- [WHAT YOU HAVE TO DO]
Keep only the lines where "care" appears.

** begin EXCERPTED DATA **

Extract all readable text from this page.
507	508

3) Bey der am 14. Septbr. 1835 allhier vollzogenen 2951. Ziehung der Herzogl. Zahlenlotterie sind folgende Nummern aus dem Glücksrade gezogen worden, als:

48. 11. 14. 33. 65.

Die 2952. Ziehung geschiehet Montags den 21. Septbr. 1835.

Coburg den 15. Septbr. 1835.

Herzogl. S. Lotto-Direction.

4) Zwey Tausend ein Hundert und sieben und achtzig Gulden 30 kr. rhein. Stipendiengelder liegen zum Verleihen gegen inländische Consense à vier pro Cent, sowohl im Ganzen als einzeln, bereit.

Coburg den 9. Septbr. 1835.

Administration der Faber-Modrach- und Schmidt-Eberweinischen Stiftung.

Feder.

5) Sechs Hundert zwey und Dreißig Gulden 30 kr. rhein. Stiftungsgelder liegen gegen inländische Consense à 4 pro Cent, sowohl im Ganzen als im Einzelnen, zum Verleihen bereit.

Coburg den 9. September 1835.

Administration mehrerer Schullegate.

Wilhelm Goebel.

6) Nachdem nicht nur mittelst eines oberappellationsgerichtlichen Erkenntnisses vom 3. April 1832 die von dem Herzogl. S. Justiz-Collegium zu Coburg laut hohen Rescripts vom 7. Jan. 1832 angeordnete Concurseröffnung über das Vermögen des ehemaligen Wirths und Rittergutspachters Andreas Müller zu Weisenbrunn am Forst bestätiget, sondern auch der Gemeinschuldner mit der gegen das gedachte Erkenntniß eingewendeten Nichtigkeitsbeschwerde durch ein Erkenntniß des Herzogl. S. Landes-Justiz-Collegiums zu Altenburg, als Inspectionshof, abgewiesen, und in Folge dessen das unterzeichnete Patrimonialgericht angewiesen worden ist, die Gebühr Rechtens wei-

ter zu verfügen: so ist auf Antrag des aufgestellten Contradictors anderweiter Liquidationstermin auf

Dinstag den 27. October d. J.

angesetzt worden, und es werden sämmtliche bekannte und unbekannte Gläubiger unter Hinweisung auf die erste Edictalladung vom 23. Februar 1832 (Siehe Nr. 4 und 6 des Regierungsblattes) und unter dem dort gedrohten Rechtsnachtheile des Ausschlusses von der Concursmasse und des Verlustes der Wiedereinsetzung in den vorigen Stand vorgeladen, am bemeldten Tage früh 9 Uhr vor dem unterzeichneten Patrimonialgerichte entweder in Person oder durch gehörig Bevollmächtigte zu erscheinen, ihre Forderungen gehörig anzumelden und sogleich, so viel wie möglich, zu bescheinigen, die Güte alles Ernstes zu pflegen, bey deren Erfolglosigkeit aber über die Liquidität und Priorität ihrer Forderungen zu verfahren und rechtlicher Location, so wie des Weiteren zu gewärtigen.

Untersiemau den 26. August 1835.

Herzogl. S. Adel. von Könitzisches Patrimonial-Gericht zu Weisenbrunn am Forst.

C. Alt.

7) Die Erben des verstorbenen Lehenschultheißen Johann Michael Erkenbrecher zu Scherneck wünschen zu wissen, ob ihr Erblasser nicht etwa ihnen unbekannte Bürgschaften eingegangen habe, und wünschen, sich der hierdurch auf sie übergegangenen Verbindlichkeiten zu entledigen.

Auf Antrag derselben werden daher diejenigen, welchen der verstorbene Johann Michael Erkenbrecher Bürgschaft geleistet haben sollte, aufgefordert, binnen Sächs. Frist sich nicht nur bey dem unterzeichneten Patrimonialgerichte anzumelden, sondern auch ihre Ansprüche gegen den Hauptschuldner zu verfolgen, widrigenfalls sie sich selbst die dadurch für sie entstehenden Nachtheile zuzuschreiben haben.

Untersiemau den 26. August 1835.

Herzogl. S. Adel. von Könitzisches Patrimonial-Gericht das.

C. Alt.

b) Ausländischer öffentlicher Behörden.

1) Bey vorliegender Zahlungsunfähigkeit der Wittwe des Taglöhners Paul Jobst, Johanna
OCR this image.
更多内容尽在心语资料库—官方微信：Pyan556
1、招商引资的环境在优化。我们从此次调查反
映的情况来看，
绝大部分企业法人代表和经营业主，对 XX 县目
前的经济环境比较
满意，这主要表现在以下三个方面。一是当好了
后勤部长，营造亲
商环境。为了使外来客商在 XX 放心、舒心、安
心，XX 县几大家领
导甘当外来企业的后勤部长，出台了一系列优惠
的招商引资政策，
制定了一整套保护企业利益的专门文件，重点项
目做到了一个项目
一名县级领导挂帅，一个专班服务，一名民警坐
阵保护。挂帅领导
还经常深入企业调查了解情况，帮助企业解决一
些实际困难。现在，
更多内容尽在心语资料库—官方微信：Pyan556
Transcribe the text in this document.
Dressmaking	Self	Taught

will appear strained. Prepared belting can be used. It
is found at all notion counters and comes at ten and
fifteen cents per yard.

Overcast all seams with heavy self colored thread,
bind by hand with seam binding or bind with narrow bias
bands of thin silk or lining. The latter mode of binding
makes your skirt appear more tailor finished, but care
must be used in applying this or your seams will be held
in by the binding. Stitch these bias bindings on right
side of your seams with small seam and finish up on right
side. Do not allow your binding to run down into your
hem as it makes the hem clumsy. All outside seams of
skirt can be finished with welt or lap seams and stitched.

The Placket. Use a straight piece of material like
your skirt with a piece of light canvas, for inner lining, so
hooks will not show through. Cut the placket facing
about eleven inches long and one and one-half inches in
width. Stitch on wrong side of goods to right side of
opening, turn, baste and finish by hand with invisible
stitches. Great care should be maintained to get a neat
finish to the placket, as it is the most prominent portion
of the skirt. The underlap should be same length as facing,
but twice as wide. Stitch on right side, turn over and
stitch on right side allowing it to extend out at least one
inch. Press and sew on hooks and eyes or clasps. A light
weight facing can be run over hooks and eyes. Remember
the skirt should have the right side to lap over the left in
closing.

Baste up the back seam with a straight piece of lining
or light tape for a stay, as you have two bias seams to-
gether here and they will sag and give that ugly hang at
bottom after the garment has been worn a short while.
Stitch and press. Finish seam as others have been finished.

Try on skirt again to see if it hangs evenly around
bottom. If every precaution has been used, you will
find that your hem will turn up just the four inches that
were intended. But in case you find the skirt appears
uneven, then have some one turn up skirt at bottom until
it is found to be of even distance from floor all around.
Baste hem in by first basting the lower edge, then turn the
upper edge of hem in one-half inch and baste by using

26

** end EXCERPTED DATA **

- [ANSWER BELOW]
makes your skirt appear more tailor finished, but care
stitches. Great care should be maintained to get a neat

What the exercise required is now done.